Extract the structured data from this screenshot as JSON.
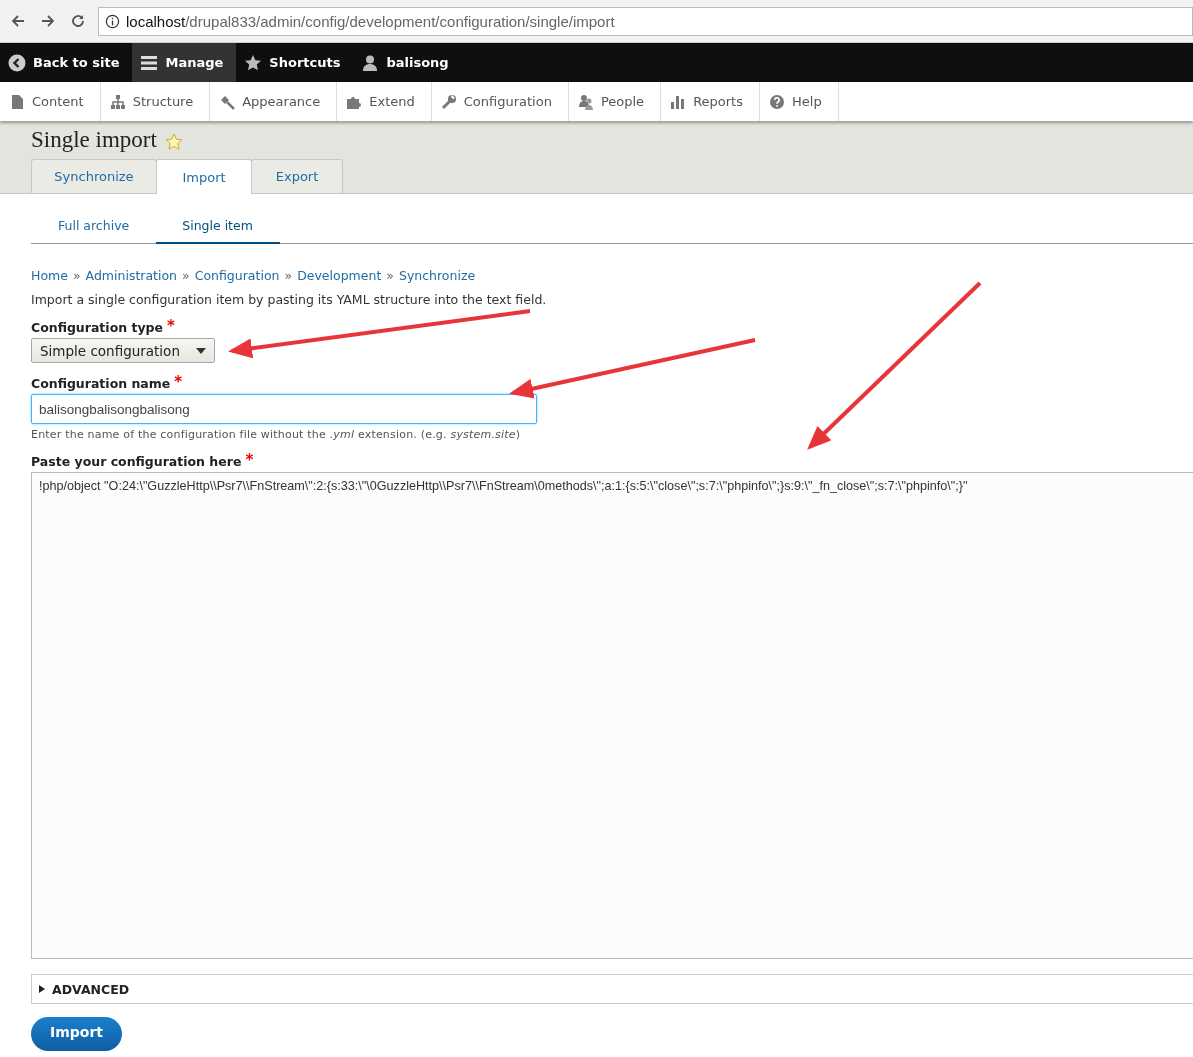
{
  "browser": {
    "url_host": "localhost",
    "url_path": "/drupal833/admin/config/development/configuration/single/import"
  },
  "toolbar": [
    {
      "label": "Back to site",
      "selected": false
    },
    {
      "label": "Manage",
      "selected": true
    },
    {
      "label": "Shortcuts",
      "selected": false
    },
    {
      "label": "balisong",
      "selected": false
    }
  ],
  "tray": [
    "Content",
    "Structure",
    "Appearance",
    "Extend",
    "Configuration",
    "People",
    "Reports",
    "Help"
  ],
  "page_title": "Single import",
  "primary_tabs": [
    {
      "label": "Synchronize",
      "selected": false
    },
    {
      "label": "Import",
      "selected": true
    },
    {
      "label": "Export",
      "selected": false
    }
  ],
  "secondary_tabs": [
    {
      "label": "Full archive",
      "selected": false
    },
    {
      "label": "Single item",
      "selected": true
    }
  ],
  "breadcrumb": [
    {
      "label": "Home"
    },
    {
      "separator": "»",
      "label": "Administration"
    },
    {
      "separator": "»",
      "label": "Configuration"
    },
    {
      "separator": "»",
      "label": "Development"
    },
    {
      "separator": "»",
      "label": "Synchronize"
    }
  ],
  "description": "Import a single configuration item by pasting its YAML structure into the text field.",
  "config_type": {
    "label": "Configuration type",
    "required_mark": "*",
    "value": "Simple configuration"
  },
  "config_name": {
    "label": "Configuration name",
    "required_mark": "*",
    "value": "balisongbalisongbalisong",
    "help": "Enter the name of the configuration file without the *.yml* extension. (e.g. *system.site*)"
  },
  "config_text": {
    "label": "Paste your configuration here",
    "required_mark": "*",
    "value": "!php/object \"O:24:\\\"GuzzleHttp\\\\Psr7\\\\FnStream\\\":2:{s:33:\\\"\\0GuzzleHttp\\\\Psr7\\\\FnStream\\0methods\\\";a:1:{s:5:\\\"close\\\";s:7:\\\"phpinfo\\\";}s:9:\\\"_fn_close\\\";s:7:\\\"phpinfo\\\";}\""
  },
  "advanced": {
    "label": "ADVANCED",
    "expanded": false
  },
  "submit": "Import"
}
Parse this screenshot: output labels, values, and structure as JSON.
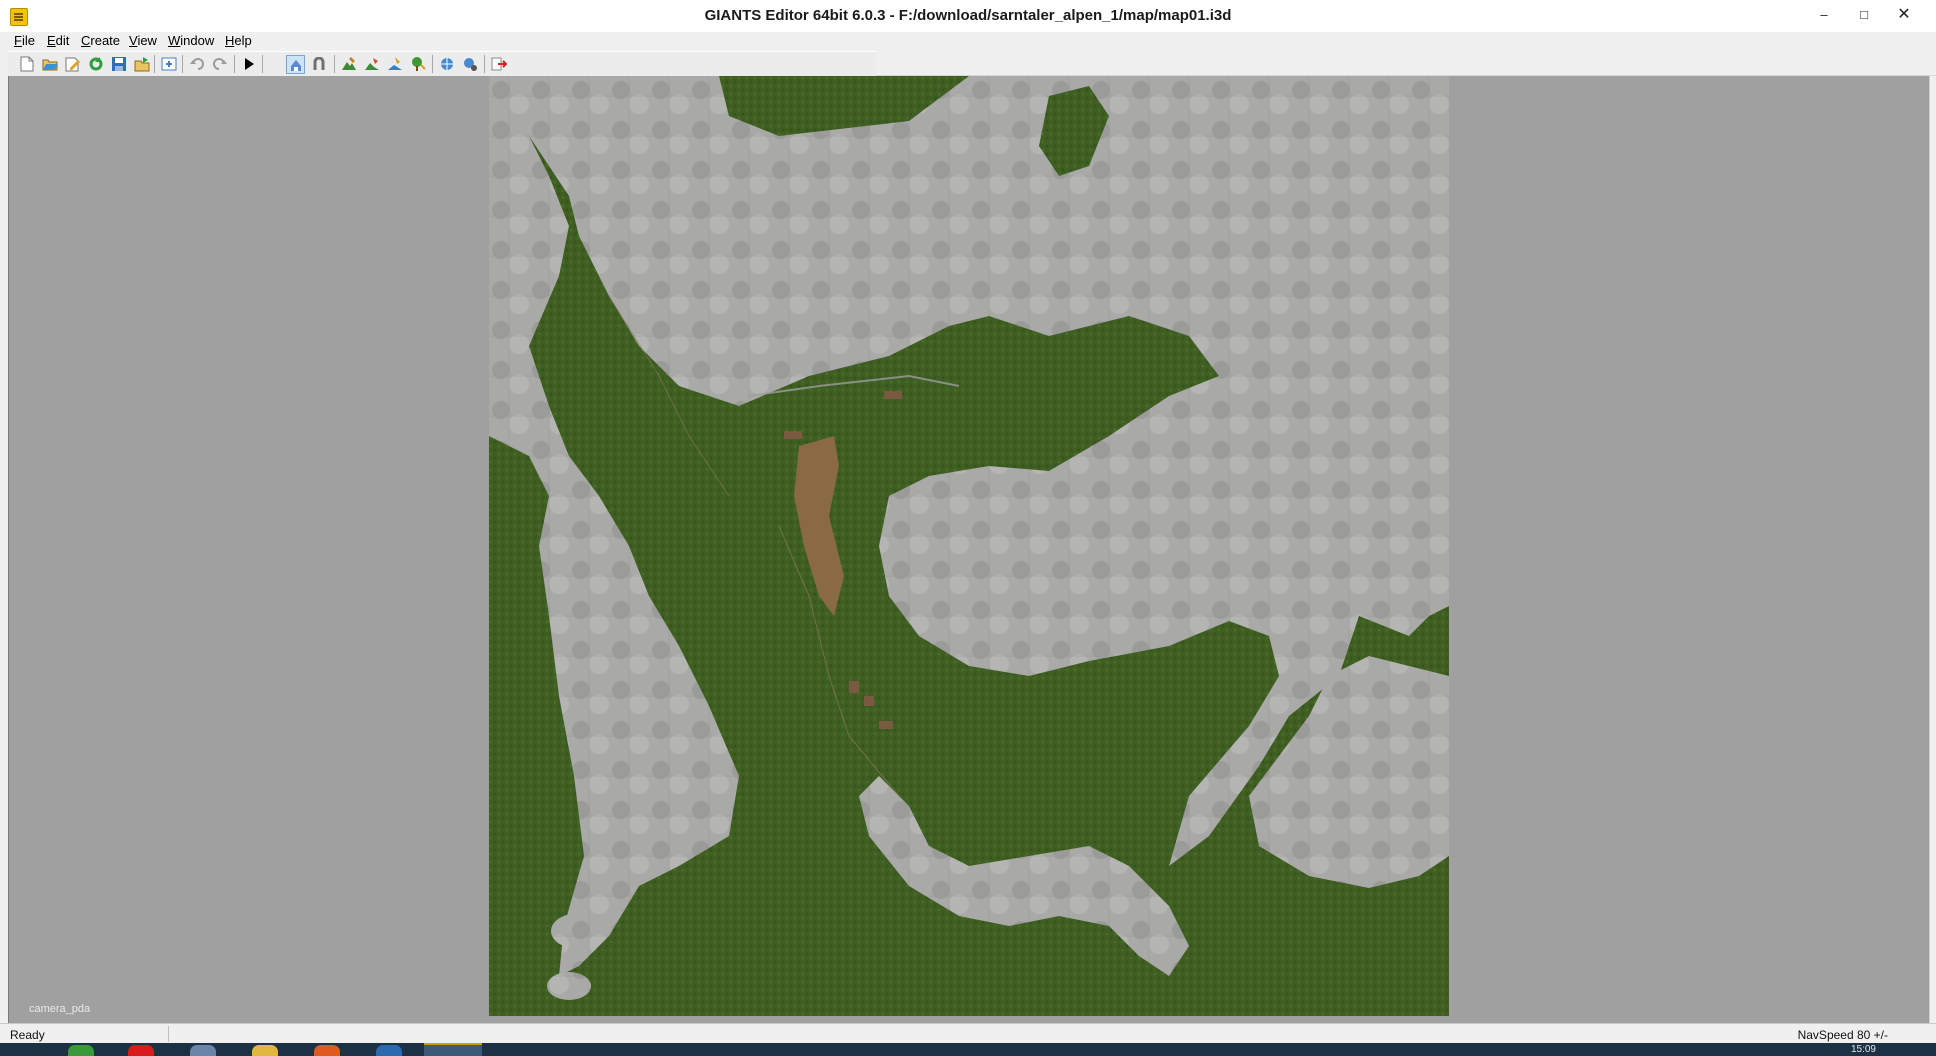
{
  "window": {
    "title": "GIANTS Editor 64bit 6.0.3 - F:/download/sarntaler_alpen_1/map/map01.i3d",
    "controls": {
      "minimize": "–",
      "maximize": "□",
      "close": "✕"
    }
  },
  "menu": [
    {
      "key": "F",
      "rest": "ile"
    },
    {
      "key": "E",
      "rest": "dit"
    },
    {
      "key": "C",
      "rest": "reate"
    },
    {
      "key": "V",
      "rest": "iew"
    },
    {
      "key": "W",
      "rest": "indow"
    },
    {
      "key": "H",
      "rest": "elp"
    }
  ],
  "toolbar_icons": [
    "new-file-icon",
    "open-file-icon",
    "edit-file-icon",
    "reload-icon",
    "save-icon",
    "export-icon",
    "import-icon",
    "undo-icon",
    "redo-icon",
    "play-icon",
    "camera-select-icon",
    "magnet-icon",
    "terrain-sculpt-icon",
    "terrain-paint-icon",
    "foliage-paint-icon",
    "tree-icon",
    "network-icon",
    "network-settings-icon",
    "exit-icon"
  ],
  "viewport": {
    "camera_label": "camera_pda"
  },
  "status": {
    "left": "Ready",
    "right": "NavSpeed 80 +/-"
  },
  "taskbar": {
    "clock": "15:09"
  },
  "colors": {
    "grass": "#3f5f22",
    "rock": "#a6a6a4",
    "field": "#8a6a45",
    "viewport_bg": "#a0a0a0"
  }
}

◆ GIVEN INSTRUCTION
Your task is an exact transcription of all the data, minus the pictures.

◆ PROBLEM SOLUTION
Extract the structured data from this screenshot as JSON.
{
  "browser": {
    "url_host": "localhost",
    "url_path": "/drupal833/admin/config/development/configuration/single/import"
  },
  "toolbar": [
    {
      "label": "Back to site",
      "selected": false
    },
    {
      "label": "Manage",
      "selected": true
    },
    {
      "label": "Shortcuts",
      "selected": false
    },
    {
      "label": "balisong",
      "selected": false
    }
  ],
  "tray": [
    "Content",
    "Structure",
    "Appearance",
    "Extend",
    "Configuration",
    "People",
    "Reports",
    "Help"
  ],
  "page_title": "Single import",
  "primary_tabs": [
    {
      "label": "Synchronize",
      "selected": false
    },
    {
      "label": "Import",
      "selected": true
    },
    {
      "label": "Export",
      "selected": false
    }
  ],
  "secondary_tabs": [
    {
      "label": "Full archive",
      "selected": false
    },
    {
      "label": "Single item",
      "selected": true
    }
  ],
  "breadcrumb": [
    {
      "label": "Home"
    },
    {
      "separator": "»",
      "label": "Administration"
    },
    {
      "separator": "»",
      "label": "Configuration"
    },
    {
      "separator": "»",
      "label": "Development"
    },
    {
      "separator": "»",
      "label": "Synchronize"
    }
  ],
  "description": "Import a single configuration item by pasting its YAML structure into the text field.",
  "config_type": {
    "label": "Configuration type",
    "required_mark": "*",
    "value": "Simple configuration"
  },
  "config_name": {
    "label": "Configuration name",
    "required_mark": "*",
    "value": "balisongbalisongbalisong",
    "help": "Enter the name of the configuration file without the *.yml* extension. (e.g. *system.site*)"
  },
  "config_text": {
    "label": "Paste your configuration here",
    "required_mark": "*",
    "value": "!php/object \"O:24:\\\"GuzzleHttp\\\\Psr7\\\\FnStream\\\":2:{s:33:\\\"\\0GuzzleHttp\\\\Psr7\\\\FnStream\\0methods\\\";a:1:{s:5:\\\"close\\\";s:7:\\\"phpinfo\\\";}s:9:\\\"_fn_close\\\";s:7:\\\"phpinfo\\\";}\""
  },
  "advanced": {
    "label": "ADVANCED",
    "expanded": false
  },
  "submit": "Import"
}
Parse this screenshot: output labels, values, and structure as JSON.
{
  "window": {
    "title": "GIANTS Editor 64bit 6.0.3 - F:/download/sarntaler_alpen_1/map/map01.i3d",
    "controls": {
      "minimize": "–",
      "maximize": "□",
      "close": "✕"
    }
  },
  "menu": [
    {
      "key": "F",
      "rest": "ile"
    },
    {
      "key": "E",
      "rest": "dit"
    },
    {
      "key": "C",
      "rest": "reate"
    },
    {
      "key": "V",
      "rest": "iew"
    },
    {
      "key": "W",
      "rest": "indow"
    },
    {
      "key": "H",
      "rest": "elp"
    }
  ],
  "toolbar_icons": [
    "new-file-icon",
    "open-file-icon",
    "edit-file-icon",
    "reload-icon",
    "save-icon",
    "export-icon",
    "import-icon",
    "undo-icon",
    "redo-icon",
    "play-icon",
    "camera-select-icon",
    "magnet-icon",
    "terrain-sculpt-icon",
    "terrain-paint-icon",
    "foliage-paint-icon",
    "tree-icon",
    "network-icon",
    "network-settings-icon",
    "exit-icon"
  ],
  "viewport": {
    "camera_label": "camera_pda"
  },
  "status": {
    "left": "Ready",
    "right": "NavSpeed 80 +/-"
  },
  "taskbar": {
    "clock": "15:09"
  },
  "colors": {
    "grass": "#3f5f22",
    "rock": "#a6a6a4",
    "field": "#8a6a45",
    "viewport_bg": "#a0a0a0"
  }
}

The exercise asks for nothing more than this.